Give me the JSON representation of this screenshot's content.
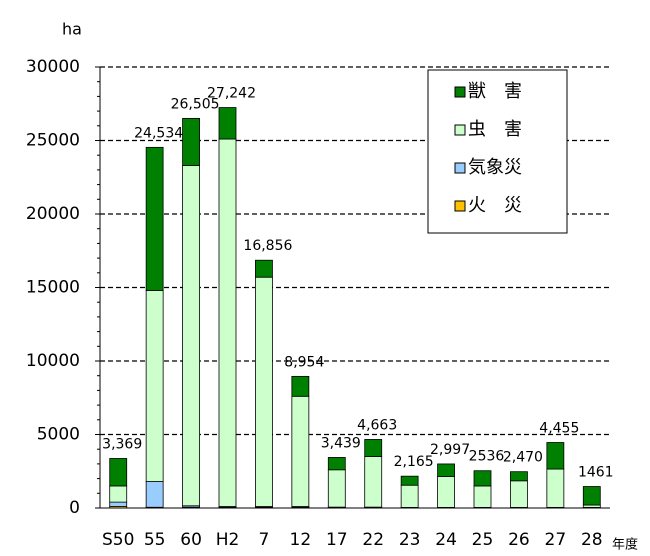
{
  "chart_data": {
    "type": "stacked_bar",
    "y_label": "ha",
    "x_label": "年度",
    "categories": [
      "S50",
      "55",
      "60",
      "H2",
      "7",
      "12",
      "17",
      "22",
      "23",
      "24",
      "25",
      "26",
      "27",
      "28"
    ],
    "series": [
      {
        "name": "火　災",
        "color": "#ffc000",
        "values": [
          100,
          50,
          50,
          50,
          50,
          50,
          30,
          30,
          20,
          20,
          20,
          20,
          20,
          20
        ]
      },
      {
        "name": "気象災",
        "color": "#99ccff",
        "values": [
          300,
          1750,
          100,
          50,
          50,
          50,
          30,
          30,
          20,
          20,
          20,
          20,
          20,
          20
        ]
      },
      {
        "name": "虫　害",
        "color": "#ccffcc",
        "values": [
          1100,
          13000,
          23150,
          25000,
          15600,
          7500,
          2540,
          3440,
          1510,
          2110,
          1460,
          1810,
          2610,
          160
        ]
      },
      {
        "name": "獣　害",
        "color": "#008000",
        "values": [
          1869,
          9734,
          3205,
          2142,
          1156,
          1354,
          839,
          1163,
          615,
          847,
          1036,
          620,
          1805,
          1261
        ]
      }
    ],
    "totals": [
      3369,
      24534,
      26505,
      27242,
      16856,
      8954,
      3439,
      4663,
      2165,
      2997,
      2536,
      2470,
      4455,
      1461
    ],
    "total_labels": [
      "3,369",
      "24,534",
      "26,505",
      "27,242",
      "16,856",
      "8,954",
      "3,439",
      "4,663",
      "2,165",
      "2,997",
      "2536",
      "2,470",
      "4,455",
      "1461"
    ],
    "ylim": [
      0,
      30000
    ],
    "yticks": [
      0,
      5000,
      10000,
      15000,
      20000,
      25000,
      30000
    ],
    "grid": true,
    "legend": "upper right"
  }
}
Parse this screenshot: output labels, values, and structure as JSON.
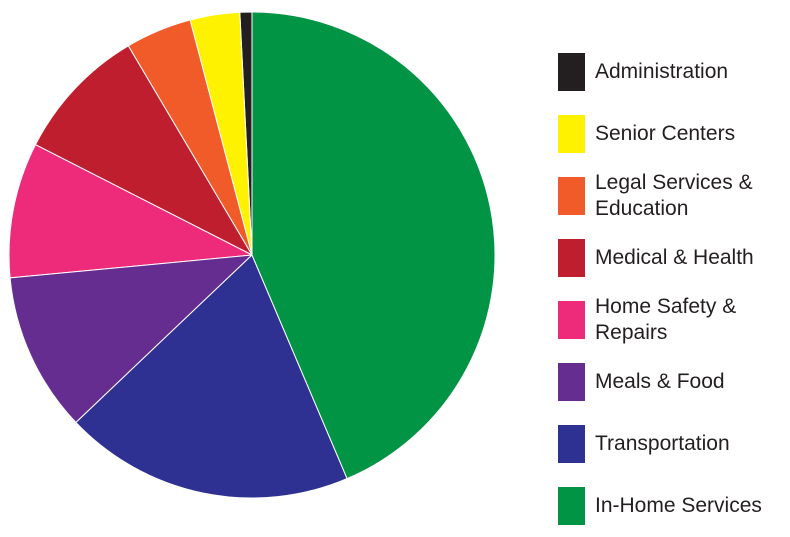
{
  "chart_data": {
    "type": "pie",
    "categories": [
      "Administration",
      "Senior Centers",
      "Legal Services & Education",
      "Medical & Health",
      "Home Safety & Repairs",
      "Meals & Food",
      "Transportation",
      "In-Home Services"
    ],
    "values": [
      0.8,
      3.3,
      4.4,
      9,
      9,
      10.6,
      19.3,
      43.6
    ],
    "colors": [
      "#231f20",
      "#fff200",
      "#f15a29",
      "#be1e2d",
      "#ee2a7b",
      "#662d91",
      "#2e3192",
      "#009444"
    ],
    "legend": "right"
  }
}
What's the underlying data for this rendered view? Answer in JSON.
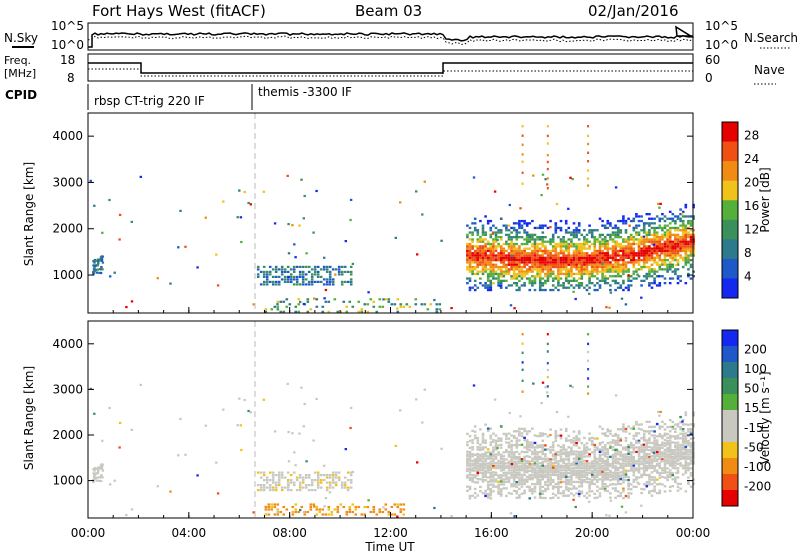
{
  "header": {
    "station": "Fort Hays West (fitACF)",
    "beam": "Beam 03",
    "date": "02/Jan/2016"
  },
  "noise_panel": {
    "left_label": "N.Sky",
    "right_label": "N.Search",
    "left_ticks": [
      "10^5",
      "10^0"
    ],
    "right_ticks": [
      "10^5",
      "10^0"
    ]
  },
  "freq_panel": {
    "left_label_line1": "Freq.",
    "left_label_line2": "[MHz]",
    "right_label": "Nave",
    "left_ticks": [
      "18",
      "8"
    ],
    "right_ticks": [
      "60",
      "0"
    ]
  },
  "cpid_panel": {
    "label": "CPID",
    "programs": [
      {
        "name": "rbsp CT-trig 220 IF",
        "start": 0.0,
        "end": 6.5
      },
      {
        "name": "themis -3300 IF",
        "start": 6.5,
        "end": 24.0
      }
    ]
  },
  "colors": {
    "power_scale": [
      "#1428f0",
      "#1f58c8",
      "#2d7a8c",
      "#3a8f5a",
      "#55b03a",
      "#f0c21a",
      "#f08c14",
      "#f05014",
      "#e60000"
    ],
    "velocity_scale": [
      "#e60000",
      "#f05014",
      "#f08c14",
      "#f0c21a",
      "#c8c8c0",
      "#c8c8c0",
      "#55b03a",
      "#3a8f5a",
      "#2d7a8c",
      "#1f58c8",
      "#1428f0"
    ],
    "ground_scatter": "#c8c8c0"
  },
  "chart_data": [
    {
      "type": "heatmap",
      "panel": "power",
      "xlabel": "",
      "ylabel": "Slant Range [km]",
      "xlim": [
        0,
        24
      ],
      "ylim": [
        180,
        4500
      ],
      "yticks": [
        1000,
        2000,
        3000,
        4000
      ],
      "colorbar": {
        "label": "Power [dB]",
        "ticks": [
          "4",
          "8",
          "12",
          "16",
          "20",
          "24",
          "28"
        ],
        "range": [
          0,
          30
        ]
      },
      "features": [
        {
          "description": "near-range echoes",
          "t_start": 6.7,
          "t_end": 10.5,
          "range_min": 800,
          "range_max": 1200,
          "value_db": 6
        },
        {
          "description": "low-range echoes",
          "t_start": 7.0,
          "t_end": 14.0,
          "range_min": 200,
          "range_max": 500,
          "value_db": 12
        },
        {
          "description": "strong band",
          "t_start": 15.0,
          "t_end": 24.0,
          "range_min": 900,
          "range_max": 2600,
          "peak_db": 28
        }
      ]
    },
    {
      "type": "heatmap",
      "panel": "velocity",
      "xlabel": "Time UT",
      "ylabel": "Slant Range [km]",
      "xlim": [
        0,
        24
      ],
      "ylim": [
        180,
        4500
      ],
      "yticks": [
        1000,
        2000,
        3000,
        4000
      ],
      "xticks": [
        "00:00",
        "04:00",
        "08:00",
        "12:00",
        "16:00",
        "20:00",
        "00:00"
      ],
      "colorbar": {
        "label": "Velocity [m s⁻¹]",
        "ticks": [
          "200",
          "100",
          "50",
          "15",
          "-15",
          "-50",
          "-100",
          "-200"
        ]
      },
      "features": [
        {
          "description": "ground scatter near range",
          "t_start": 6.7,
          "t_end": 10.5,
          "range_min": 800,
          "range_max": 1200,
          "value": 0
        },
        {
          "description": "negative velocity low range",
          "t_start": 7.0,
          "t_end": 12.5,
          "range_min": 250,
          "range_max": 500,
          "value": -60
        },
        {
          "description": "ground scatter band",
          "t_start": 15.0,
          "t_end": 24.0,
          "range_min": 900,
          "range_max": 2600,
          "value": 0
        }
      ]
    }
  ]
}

_ _ _ _

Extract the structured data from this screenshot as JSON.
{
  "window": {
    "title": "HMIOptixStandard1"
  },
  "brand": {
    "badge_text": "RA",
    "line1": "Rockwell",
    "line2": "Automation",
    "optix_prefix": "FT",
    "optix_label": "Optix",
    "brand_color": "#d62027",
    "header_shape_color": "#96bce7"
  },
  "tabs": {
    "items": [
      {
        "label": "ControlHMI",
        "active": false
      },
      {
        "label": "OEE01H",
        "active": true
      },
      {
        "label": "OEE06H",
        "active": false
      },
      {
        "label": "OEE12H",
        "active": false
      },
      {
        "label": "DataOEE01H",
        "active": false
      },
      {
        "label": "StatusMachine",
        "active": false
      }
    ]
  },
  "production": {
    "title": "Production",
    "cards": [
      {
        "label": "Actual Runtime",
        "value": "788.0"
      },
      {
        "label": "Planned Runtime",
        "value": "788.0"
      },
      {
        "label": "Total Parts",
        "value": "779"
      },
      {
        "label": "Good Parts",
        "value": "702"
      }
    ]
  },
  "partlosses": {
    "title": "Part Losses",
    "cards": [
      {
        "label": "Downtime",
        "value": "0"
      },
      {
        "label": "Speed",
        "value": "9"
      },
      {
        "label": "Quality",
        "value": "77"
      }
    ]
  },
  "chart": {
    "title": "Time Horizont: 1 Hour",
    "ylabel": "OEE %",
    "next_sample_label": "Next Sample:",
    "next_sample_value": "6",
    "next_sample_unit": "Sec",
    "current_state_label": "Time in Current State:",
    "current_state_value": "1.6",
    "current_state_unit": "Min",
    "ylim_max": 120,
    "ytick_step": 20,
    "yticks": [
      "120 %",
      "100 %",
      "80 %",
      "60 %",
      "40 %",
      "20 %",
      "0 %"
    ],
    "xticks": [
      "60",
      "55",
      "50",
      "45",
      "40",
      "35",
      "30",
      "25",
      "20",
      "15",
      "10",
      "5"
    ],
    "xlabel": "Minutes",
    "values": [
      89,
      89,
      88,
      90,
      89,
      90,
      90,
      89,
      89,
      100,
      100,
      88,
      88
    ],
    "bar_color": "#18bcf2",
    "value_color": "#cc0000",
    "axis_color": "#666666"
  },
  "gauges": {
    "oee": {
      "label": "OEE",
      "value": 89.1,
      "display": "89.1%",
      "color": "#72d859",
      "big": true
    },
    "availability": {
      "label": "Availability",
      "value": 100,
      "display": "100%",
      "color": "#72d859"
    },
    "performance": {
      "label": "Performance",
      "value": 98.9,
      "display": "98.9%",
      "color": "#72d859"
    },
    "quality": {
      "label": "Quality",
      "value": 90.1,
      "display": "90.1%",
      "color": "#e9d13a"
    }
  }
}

_ _ _ _

• [The problem]:
State how many lines of the listing include the word "Services". Reply with the number alone.

• [Final result]:
2